__STATED PROBLEM__
The entries below should be quoted exactly, with no pictures carried over.

--- START OF GIVEN RECORDS ---

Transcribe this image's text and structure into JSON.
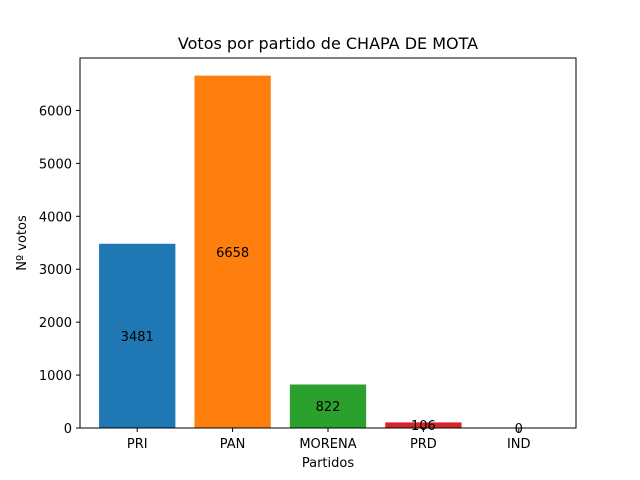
{
  "chart_data": {
    "type": "bar",
    "title": "Votos por partido de CHAPA DE MOTA",
    "xlabel": "Partidos",
    "ylabel": "Nº votos",
    "categories": [
      "PRI",
      "PAN",
      "MORENA",
      "PRD",
      "IND"
    ],
    "values": [
      3481,
      6658,
      822,
      106,
      0
    ],
    "colors": [
      "#1f77b4",
      "#ff7f0e",
      "#2ca02c",
      "#d62728",
      "#9467bd"
    ],
    "ylim": [
      0,
      6991
    ],
    "yticks": [
      0,
      1000,
      2000,
      3000,
      4000,
      5000,
      6000
    ],
    "grid": false,
    "legend": "none"
  }
}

--- END OF GIVEN RECORDS ---

__TASK SOLUTION__
Transcribe this image's text and structure into JSON.
{
  "chart_data": {
    "type": "bar",
    "title": "Votos por partido de CHAPA DE MOTA",
    "xlabel": "Partidos",
    "ylabel": "Nº votos",
    "categories": [
      "PRI",
      "PAN",
      "MORENA",
      "PRD",
      "IND"
    ],
    "values": [
      3481,
      6658,
      822,
      106,
      0
    ],
    "colors": [
      "#1f77b4",
      "#ff7f0e",
      "#2ca02c",
      "#d62728",
      "#9467bd"
    ],
    "ylim": [
      0,
      6991
    ],
    "yticks": [
      0,
      1000,
      2000,
      3000,
      4000,
      5000,
      6000
    ],
    "grid": false,
    "legend": "none"
  }
}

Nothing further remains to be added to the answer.